_ОТРЫВОК ТЕКСТА_
══════════════════════════════
"Иосиф Бродский. Проза и эссе (основное собрание)" - читать интересную книгу автора

Первым очутиться даже хуже, ибо у тех, кто приходит следом, аппетит больше
твоего, отчасти уже удовлетворенного.
После я не раз сожалел о своем поступке - в особенности видя, как
успешно продвигаются мои однокашники внутри системы. Однако я знал кое-что
такое, чего не знали они. В сущности, я тоже продвигался, но в
противоположном направлении, и забирался несколько дальше. Что мне особенно
приятно - я застал "рабочий класс" в его истинно пролетарской фазе, до
того, как в конце пятидесятых годов он начал омещаниваться. Там, на заводе,
став в пятнадцать лет фрезеровщиком, я столкнулся с настоящим пролетариатом.
Маркс опознал бы их немедленно. Они - а вернее, мы - жили в коммунальных
квартирах - по четыре-пять человек в комнате, нередко три поколения вместе,
спали в очередь, пили по-черному, грызлись друг с другом или с соседями на
общей кухне или в утренней очереди к общему сортиру, били своих баб смертным
боем, рыдали не таясь, когда загнулся Сталин, или в кино, матерились так
густо, что обычное слово вроде "аэроплана" резало слух, как изощренная
похабщина,- и превращались в серый равнодушный океан голов или лес поднятых
рук на митингах в защиту какого-нибудь Египта.

Завод был весь кирпичный, огромный - стопроцентный продукт
промышленной революции. Он был построен в конце 19-го века, и питерцы звали
его "Арсеналом": завод делал пушки. Когда я поступил туда, там производили
еще компрессоры и сельскохозяйственные машины. Но за семью покровами
секретности, окутывающей в России все, что связано с тяжелой
промышленностью, завод значился под кодовым номером "Почтовый ящик 671".
Думаю, однако, что секретность разводили не столько для того, чтобы сбить с
толку иностранную разведку, сколько для поддержания полувоенной дисциплины,
единственного, что могло обеспечить какую-то стабильность производства. В
обоих отношениях неуспех был очевиден.
Оборудование стояло устарелое, на девять десятых вывезенное из Германии
после войны по репарациям. Помню весь этот чугунный зверинец, полный
экзотических экземпляров с названиями "Цинциннати", "Карлтон", "Фриц
Вернер", "Сименс и Шуккерт". Планирование было ужасающее: то и дело срочный
заказ на какую-нибудь деталь срывал твои эфемерные попытки наладить рабочий
ритм, систему. К концу квартала, когда план летел в трубу, администрация
бросала клич, мобилизовала всех на одно задание, и план брали штурмом. Если
что-нибудь ломалось, запасных частей не было, и тогда призывали ватагу
ремонтников, обычно полупьяных, колдовать над поломкой. Металл поступал весь
в раковинах. В понедельник, не говоря уже об утре после получки, почти все
маялись с похмелья.
На другой день после проигрыша городской или сборной футбольной команды
производительность резко падала. Никто не работал, все обсуждали игроков и
эпизоды матча, ибо наряду со всеми комплексами великой державы Россия
страдает сильным комплексом неполноценности, свойственным малым странам.
Главной причиной тому - централизация жизни страны. Отсюда - позитивная
"жизнеутверждающая" ахинея официальных газет и радио даже при рассказе о
землетрясении; они никогда не сообщали никаких сведений о жертвах, а только
пели о братской помощи других городов и республик, славших в район бедствия
палатки и спальные мешки. А если возникла эпидемия холеры, вы могли случайно
узнать про нее, читая сообщение о последних успехах нашей чудесной медицины,
выразившихся в изобретении новой сыворотки.
══════════════════════════════
_ЗАДАНИЕ_
Выпишите из отрывка о заводе все названия устаревшего оборудования. Приведенные далее данные взяты из другого источника.
══════════════════════════════
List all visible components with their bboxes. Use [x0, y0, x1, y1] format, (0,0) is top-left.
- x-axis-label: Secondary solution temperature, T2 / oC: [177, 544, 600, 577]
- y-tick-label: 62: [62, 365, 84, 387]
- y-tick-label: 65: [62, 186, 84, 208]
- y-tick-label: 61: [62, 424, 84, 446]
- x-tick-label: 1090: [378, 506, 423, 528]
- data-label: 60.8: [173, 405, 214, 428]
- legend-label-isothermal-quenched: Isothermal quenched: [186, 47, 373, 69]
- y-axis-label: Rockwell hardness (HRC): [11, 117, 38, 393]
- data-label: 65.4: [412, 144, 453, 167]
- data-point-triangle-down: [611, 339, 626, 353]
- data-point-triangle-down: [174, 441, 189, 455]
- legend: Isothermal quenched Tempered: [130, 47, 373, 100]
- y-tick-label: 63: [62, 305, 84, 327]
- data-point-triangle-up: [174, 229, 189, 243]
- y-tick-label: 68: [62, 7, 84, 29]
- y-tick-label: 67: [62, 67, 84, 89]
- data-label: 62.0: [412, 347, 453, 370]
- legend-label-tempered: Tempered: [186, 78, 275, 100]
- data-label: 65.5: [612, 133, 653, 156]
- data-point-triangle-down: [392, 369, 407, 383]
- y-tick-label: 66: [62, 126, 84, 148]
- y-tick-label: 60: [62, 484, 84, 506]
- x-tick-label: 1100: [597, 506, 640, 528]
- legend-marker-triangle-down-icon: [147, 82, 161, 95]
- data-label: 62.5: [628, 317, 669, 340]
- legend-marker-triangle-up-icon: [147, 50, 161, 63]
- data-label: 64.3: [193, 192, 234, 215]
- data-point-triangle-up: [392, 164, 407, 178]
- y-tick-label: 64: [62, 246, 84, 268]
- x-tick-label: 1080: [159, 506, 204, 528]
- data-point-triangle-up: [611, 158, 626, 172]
══════════════════════════════
_ОТВЕТ_
«Цинциннати», «Карлтон», «Фриц Вернер», «Сименс и Шуккерт».